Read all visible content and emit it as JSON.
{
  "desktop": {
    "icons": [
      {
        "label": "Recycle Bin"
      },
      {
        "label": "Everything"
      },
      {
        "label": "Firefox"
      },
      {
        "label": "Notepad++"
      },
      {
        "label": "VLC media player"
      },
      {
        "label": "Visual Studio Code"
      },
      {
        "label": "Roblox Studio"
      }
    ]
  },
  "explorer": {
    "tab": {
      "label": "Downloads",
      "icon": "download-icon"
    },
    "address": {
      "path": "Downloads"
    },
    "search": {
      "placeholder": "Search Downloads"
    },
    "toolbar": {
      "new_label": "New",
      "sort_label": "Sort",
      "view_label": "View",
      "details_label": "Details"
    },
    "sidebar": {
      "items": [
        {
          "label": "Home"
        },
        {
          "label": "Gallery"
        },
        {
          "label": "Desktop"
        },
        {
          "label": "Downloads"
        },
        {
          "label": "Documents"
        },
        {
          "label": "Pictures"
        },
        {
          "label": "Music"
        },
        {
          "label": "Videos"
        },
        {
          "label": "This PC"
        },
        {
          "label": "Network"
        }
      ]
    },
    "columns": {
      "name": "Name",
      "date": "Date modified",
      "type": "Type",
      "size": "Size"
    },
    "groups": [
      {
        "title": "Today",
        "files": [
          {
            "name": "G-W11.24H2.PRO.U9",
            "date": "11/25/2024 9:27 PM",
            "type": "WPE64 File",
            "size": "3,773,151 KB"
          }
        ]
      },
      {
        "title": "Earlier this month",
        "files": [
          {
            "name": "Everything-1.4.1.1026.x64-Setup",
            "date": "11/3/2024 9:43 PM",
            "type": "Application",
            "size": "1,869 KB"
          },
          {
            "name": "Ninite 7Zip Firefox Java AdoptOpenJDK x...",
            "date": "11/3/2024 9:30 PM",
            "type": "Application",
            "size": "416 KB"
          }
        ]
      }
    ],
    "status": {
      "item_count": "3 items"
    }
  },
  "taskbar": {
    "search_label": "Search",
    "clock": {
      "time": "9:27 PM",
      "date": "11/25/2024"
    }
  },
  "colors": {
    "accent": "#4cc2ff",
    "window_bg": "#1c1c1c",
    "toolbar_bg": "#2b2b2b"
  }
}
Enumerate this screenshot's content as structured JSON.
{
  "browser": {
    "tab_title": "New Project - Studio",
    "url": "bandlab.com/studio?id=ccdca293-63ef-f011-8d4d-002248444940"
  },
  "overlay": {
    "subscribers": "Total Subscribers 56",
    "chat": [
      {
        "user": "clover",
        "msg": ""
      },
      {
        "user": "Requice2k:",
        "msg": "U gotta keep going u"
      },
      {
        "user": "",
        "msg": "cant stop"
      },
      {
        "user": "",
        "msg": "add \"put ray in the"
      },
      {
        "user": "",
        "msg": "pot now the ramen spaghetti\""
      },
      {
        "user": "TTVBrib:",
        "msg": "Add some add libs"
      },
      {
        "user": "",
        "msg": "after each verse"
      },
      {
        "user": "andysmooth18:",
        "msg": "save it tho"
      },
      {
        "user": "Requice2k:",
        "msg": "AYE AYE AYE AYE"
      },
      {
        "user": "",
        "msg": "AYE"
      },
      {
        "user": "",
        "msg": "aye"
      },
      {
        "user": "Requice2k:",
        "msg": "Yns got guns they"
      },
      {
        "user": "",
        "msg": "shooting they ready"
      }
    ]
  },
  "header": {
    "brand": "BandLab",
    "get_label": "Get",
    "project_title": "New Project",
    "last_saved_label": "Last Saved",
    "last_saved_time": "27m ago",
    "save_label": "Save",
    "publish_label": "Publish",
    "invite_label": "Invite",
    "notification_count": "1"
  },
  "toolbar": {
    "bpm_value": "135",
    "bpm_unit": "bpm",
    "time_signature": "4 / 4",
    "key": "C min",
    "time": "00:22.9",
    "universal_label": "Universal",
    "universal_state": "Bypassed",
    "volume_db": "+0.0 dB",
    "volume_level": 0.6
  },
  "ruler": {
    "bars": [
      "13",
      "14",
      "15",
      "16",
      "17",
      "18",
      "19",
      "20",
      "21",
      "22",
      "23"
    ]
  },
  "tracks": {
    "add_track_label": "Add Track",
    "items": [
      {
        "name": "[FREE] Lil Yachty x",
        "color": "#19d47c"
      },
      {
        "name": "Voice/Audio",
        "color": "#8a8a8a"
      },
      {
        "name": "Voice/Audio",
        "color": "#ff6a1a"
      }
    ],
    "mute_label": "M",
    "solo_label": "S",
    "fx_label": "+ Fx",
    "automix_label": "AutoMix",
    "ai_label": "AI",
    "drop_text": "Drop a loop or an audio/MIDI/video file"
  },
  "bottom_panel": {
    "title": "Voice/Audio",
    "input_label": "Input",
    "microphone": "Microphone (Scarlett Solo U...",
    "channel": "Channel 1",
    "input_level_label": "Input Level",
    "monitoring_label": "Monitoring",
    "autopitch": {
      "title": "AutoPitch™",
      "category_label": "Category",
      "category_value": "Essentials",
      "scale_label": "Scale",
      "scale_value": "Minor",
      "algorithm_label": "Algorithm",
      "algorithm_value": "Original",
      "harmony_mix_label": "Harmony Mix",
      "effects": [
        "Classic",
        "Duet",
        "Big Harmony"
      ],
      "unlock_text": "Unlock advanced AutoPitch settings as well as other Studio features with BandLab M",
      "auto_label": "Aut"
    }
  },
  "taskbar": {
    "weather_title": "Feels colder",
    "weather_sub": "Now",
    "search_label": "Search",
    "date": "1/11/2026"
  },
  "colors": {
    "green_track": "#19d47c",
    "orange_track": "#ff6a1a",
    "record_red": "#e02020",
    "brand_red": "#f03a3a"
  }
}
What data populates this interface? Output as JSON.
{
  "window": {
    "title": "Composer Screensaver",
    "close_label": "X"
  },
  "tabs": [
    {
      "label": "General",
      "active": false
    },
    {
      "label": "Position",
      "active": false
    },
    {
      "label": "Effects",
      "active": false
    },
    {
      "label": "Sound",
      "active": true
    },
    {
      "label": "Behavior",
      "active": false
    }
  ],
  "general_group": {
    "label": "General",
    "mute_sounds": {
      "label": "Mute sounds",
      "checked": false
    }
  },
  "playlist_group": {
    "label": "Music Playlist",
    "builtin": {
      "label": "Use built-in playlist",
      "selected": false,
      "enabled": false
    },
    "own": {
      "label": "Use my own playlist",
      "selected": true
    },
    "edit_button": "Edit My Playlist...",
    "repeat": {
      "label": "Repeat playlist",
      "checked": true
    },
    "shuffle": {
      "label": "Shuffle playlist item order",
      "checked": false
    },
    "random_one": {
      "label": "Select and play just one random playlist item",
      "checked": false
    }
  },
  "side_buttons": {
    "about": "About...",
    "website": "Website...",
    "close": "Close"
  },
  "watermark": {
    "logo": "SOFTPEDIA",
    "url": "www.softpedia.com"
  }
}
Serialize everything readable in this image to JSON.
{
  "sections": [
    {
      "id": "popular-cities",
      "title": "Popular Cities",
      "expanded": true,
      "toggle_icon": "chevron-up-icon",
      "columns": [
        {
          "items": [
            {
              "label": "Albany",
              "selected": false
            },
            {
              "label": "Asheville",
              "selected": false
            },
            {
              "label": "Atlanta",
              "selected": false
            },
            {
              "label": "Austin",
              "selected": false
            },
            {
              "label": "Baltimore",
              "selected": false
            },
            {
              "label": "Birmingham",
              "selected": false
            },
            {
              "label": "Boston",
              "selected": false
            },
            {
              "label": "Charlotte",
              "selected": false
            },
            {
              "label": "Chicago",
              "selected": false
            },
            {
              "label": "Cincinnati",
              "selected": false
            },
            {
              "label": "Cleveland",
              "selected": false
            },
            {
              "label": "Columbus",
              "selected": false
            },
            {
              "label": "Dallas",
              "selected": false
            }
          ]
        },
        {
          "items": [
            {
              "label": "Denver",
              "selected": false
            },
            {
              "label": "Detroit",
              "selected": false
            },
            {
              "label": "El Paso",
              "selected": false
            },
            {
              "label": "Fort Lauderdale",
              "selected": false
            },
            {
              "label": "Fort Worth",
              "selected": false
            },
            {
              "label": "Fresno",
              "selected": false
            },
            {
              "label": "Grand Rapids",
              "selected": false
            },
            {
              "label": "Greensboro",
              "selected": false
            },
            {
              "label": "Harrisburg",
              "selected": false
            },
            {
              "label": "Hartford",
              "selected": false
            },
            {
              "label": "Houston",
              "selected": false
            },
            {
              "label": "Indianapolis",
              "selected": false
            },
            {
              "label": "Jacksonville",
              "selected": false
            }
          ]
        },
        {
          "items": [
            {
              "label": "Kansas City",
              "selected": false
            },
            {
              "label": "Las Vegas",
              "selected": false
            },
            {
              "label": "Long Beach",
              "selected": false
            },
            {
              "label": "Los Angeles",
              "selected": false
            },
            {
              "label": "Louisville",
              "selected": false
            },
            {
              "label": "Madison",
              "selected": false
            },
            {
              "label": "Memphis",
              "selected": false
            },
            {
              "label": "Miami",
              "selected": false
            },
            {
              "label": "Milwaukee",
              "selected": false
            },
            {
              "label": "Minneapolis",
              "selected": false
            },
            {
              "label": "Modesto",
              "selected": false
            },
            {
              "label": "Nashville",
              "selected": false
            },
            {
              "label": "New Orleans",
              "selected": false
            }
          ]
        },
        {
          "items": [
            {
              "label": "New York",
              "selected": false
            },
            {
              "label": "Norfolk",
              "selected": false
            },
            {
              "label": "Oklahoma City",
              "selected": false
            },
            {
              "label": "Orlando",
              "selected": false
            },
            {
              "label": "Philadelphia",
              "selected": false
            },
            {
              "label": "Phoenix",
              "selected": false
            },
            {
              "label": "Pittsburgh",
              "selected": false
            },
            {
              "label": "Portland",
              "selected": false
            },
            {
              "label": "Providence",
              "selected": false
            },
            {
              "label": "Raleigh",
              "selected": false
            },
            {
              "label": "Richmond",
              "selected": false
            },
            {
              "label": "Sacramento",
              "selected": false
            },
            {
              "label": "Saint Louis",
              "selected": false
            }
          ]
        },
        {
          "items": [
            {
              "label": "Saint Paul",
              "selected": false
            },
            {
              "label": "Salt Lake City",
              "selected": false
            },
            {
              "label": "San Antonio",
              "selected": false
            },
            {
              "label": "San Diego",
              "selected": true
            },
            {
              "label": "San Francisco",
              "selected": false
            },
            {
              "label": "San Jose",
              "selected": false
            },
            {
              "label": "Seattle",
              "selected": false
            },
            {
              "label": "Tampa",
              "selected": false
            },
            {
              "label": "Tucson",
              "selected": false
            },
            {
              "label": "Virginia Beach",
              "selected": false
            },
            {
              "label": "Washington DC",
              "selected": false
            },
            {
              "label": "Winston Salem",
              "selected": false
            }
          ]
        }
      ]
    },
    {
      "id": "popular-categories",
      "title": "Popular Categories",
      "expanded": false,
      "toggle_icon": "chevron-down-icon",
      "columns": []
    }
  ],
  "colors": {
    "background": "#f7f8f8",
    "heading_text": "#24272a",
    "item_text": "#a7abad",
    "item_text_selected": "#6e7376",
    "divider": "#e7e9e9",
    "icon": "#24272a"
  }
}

+--

The exercise —
Your reply is one number: how many lines of the records above contain the word "they".

Result of this task —
2